» What is being asked
Return the records that follow, matching each one exactly.

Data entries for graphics
□ □ □
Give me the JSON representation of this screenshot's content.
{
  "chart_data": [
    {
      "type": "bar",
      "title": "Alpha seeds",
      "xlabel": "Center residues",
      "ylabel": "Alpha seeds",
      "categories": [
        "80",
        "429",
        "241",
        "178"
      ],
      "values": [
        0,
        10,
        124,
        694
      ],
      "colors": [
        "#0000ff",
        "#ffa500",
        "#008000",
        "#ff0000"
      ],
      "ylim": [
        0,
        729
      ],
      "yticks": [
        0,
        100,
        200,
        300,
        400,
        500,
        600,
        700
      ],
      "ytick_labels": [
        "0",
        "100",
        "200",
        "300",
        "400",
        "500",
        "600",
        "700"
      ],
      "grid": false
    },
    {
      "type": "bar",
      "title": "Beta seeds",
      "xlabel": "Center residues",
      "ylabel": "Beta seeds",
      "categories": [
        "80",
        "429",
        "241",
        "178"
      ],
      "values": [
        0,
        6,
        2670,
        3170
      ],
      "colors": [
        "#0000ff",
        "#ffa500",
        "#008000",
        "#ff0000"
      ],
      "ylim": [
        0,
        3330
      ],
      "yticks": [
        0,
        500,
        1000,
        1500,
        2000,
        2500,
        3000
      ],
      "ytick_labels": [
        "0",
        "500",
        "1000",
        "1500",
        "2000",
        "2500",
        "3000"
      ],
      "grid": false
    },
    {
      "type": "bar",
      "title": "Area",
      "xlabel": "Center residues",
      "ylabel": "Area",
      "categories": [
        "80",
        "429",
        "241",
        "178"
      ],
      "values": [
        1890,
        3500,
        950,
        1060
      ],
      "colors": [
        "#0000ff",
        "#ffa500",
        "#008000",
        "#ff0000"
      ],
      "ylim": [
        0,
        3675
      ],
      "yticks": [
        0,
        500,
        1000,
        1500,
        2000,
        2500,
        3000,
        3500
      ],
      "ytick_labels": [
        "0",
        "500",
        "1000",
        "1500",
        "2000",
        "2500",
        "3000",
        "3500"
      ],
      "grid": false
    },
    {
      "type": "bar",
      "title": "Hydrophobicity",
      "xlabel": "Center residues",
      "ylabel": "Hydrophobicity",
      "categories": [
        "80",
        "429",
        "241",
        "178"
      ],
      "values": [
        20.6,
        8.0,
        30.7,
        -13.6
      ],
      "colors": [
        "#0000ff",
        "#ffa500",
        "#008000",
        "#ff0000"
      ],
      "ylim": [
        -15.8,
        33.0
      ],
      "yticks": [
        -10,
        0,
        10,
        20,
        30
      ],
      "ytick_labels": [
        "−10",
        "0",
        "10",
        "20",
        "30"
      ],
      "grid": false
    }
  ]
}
□ □ □
» Right answer
Give me the JSON representation of this screenshot's content.
{
  "chart_data": [
    {
      "type": "bar",
      "title": "Alpha seeds",
      "xlabel": "Center residues",
      "ylabel": "Alpha seeds",
      "categories": [
        "80",
        "429",
        "241",
        "178"
      ],
      "values": [
        0,
        10,
        124,
        694
      ],
      "colors": [
        "#0000ff",
        "#ffa500",
        "#008000",
        "#ff0000"
      ],
      "ylim": [
        0,
        729
      ],
      "yticks": [
        0,
        100,
        200,
        300,
        400,
        500,
        600,
        700
      ],
      "ytick_labels": [
        "0",
        "100",
        "200",
        "300",
        "400",
        "500",
        "600",
        "700"
      ],
      "grid": false
    },
    {
      "type": "bar",
      "title": "Beta seeds",
      "xlabel": "Center residues",
      "ylabel": "Beta seeds",
      "categories": [
        "80",
        "429",
        "241",
        "178"
      ],
      "values": [
        0,
        6,
        2670,
        3170
      ],
      "colors": [
        "#0000ff",
        "#ffa500",
        "#008000",
        "#ff0000"
      ],
      "ylim": [
        0,
        3330
      ],
      "yticks": [
        0,
        500,
        1000,
        1500,
        2000,
        2500,
        3000
      ],
      "ytick_labels": [
        "0",
        "500",
        "1000",
        "1500",
        "2000",
        "2500",
        "3000"
      ],
      "grid": false
    },
    {
      "type": "bar",
      "title": "Area",
      "xlabel": "Center residues",
      "ylabel": "Area",
      "categories": [
        "80",
        "429",
        "241",
        "178"
      ],
      "values": [
        1890,
        3500,
        950,
        1060
      ],
      "colors": [
        "#0000ff",
        "#ffa500",
        "#008000",
        "#ff0000"
      ],
      "ylim": [
        0,
        3675
      ],
      "yticks": [
        0,
        500,
        1000,
        1500,
        2000,
        2500,
        3000,
        3500
      ],
      "ytick_labels": [
        "0",
        "500",
        "1000",
        "1500",
        "2000",
        "2500",
        "3000",
        "3500"
      ],
      "grid": false
    },
    {
      "type": "bar",
      "title": "Hydrophobicity",
      "xlabel": "Center residues",
      "ylabel": "Hydrophobicity",
      "categories": [
        "80",
        "429",
        "241",
        "178"
      ],
      "values": [
        20.6,
        8.0,
        30.7,
        -13.6
      ],
      "colors": [
        "#0000ff",
        "#ffa500",
        "#008000",
        "#ff0000"
      ],
      "ylim": [
        -15.8,
        33.0
      ],
      "yticks": [
        -10,
        0,
        10,
        20,
        30
      ],
      "ytick_labels": [
        "−10",
        "0",
        "10",
        "20",
        "30"
      ],
      "grid": false
    }
  ]
}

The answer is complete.